## RECORD EXTRACTS:
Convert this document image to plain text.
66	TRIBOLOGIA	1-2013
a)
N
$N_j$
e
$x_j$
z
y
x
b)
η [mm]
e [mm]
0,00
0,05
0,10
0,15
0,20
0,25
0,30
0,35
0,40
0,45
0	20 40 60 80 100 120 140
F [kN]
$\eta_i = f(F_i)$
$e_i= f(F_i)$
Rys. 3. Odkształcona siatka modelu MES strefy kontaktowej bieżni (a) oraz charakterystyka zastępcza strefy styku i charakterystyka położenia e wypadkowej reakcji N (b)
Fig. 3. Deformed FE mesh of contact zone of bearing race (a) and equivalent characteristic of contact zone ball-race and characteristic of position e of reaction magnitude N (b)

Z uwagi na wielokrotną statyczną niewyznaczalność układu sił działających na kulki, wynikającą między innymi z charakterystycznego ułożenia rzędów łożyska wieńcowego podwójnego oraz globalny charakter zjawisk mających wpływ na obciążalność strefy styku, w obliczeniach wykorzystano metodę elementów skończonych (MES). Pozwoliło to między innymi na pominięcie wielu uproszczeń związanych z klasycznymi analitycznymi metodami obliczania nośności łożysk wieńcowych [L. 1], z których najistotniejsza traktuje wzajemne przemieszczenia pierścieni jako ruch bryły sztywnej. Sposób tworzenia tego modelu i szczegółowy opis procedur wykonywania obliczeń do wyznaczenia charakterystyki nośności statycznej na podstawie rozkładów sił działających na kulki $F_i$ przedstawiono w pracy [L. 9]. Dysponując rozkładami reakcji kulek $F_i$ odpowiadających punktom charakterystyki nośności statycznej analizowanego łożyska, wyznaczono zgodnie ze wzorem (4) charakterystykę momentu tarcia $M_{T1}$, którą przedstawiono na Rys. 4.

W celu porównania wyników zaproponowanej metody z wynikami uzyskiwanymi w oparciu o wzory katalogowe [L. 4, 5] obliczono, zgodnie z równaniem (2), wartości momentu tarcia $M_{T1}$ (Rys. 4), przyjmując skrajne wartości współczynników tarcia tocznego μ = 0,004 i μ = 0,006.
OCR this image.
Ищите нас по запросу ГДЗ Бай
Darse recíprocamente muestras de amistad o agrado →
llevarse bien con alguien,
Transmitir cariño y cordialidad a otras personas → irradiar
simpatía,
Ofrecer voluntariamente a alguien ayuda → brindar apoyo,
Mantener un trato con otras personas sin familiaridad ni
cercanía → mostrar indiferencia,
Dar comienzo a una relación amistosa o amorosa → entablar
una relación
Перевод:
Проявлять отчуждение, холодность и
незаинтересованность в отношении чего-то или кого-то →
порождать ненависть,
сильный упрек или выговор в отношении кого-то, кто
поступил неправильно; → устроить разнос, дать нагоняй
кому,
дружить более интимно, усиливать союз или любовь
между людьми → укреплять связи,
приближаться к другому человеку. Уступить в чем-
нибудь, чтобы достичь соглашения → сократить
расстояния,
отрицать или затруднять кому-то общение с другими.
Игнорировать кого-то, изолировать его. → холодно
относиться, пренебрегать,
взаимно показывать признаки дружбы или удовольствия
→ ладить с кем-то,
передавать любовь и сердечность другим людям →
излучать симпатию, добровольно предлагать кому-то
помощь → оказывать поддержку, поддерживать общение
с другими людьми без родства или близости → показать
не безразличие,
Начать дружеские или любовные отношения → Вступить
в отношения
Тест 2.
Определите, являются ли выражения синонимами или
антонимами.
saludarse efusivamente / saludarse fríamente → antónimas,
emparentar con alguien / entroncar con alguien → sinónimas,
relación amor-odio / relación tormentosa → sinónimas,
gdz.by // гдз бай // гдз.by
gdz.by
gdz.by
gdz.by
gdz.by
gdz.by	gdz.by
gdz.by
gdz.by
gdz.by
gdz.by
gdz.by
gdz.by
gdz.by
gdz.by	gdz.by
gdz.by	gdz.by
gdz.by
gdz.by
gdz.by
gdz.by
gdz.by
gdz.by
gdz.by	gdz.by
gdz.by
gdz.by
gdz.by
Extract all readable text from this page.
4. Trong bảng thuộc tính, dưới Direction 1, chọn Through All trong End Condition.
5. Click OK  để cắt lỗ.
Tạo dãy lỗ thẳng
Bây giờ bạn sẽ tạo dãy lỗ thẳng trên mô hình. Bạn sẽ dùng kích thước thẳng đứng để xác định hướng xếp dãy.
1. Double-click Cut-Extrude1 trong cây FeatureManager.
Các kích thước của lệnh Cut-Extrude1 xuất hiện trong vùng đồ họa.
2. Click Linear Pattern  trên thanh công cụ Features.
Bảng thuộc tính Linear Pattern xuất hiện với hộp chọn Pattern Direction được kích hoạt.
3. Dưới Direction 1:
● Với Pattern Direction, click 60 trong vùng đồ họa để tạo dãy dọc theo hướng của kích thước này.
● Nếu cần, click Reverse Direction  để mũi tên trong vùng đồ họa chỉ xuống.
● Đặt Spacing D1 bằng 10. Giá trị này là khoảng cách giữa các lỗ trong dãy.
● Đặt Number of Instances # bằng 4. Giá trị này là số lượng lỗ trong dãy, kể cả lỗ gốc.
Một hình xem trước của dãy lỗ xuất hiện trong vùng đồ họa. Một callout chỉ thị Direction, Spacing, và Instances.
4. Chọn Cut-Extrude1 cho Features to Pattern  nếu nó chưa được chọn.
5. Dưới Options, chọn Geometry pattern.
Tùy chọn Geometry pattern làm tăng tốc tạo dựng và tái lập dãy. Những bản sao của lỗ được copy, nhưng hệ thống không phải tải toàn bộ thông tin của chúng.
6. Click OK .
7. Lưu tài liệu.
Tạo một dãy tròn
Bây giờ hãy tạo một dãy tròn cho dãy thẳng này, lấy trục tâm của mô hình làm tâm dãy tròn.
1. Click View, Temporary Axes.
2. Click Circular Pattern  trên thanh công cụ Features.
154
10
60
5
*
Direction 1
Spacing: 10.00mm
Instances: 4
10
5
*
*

## GOAL:
The records above need to be transcribed in full. Keep every character unchanged.

## RESPONSE TO THIS TASK:
Convert this document image to plain text.
66	TRIBOLOGIA	1-2013
a)
N
$N_j$
e
$x_j$
z
y
x
b)
η [mm]
e [mm]
0,00
0,05
0,10
0,15
0,20
0,25
0,30
0,35
0,40
0,45
0	20 40 60 80 100 120 140
F [kN]
$\eta_i = f(F_i)$
$e_i= f(F_i)$
Rys. 3. Odkształcona siatka modelu MES strefy kontaktowej bieżni (a) oraz charakterystyka zastępcza strefy styku i charakterystyka położenia e wypadkowej reakcji N (b)
Fig. 3. Deformed FE mesh of contact zone of bearing race (a) and equivalent characteristic of contact zone ball-race and characteristic of position e of reaction magnitude N (b)

Z uwagi na wielokrotną statyczną niewyznaczalność układu sił działających na kulki, wynikającą między innymi z charakterystycznego ułożenia rzędów łożyska wieńcowego podwójnego oraz globalny charakter zjawisk mających wpływ na obciążalność strefy styku, w obliczeniach wykorzystano metodę elementów skończonych (MES). Pozwoliło to między innymi na pominięcie wielu uproszczeń związanych z klasycznymi analitycznymi metodami obliczania nośności łożysk wieńcowych [L. 1], z których najistotniejsza traktuje wzajemne przemieszczenia pierścieni jako ruch bryły sztywnej. Sposób tworzenia tego modelu i szczegółowy opis procedur wykonywania obliczeń do wyznaczenia charakterystyki nośności statycznej na podstawie rozkładów sił działających na kulki $F_i$ przedstawiono w pracy [L. 9]. Dysponując rozkładami reakcji kulek $F_i$ odpowiadających punktom charakterystyki nośności statycznej analizowanego łożyska, wyznaczono zgodnie ze wzorem (4) charakterystykę momentu tarcia $M_{T1}$, którą przedstawiono na Rys. 4.

W celu porównania wyników zaproponowanej metody z wynikami uzyskiwanymi w oparciu o wzory katalogowe [L. 4, 5] obliczono, zgodnie z równaniem (2), wartości momentu tarcia $M_{T1}$ (Rys. 4), przyjmując skrajne wartości współczynników tarcia tocznego μ = 0,004 i μ = 0,006.
OCR this image.
Ищите нас по запросу ГДЗ Бай
Darse recíprocamente muestras de amistad o agrado →
llevarse bien con alguien,
Transmitir cariño y cordialidad a otras personas → irradiar
simpatía,
Ofrecer voluntariamente a alguien ayuda → brindar apoyo,
Mantener un trato con otras personas sin familiaridad ni
cercanía → mostrar indiferencia,
Dar comienzo a una relación amistosa o amorosa → entablar
una relación
Перевод:
Проявлять отчуждение, холодность и
незаинтересованность в отношении чего-то или кого-то →
порождать ненависть,
сильный упрек или выговор в отношении кого-то, кто
поступил неправильно; → устроить разнос, дать нагоняй
кому,
дружить более интимно, усиливать союз или любовь
между людьми → укреплять связи,
приближаться к другому человеку. Уступить в чем-
нибудь, чтобы достичь соглашения → сократить
расстояния,
отрицать или затруднять кому-то общение с другими.
Игнорировать кого-то, изолировать его. → холодно
относиться, пренебрегать,
взаимно показывать признаки дружбы или удовольствия
→ ладить с кем-то,
передавать любовь и сердечность другим людям →
излучать симпатию, добровольно предлагать кому-то
помощь → оказывать поддержку, поддерживать общение
с другими людьми без родства или близости → показать
не безразличие,
Начать дружеские или любовные отношения → Вступить
в отношения
Тест 2.
Определите, являются ли выражения синонимами или
антонимами.
saludarse efusivamente / saludarse fríamente → antónimas,
emparentar con alguien / entroncar con alguien → sinónimas,
relación amor-odio / relación tormentosa → sinónimas,
gdz.by // гдз бай // гдз.by
gdz.by
gdz.by
gdz.by
gdz.by
gdz.by	gdz.by
gdz.by
gdz.by
gdz.by
gdz.by
gdz.by
gdz.by
gdz.by
gdz.by	gdz.by
gdz.by	gdz.by
gdz.by
gdz.by
gdz.by
gdz.by
gdz.by
gdz.by
gdz.by	gdz.by
gdz.by
gdz.by
gdz.by
Extract all readable text from this page.
4. Trong bảng thuộc tính, dưới Direction 1, chọn Through All trong End Condition.
5. Click OK  để cắt lỗ.
Tạo dãy lỗ thẳng
Bây giờ bạn sẽ tạo dãy lỗ thẳng trên mô hình. Bạn sẽ dùng kích thước thẳng đứng để xác định hướng xếp dãy.
1. Double-click Cut-Extrude1 trong cây FeatureManager.
Các kích thước của lệnh Cut-Extrude1 xuất hiện trong vùng đồ họa.
2. Click Linear Pattern  trên thanh công cụ Features.
Bảng thuộc tính Linear Pattern xuất hiện với hộp chọn Pattern Direction được kích hoạt.
3. Dưới Direction 1:
● Với Pattern Direction, click 60 trong vùng đồ họa để tạo dãy dọc theo hướng của kích thước này.
● Nếu cần, click Reverse Direction  để mũi tên trong vùng đồ họa chỉ xuống.
● Đặt Spacing D1 bằng 10. Giá trị này là khoảng cách giữa các lỗ trong dãy.
● Đặt Number of Instances # bằng 4. Giá trị này là số lượng lỗ trong dãy, kể cả lỗ gốc.
Một hình xem trước của dãy lỗ xuất hiện trong vùng đồ họa. Một callout chỉ thị Direction, Spacing, và Instances.
4. Chọn Cut-Extrude1 cho Features to Pattern  nếu nó chưa được chọn.
5. Dưới Options, chọn Geometry pattern.
Tùy chọn Geometry pattern làm tăng tốc tạo dựng và tái lập dãy. Những bản sao của lỗ được copy, nhưng hệ thống không phải tải toàn bộ thông tin của chúng.
6. Click OK .
7. Lưu tài liệu.
Tạo một dãy tròn
Bây giờ hãy tạo một dãy tròn cho dãy thẳng này, lấy trục tâm của mô hình làm tâm dãy tròn.
1. Click View, Temporary Axes.
2. Click Circular Pattern  trên thanh công cụ Features.
154
10
60
5
*
Direction 1
Spacing: 10.00mm
Instances: 4
10
5
*
*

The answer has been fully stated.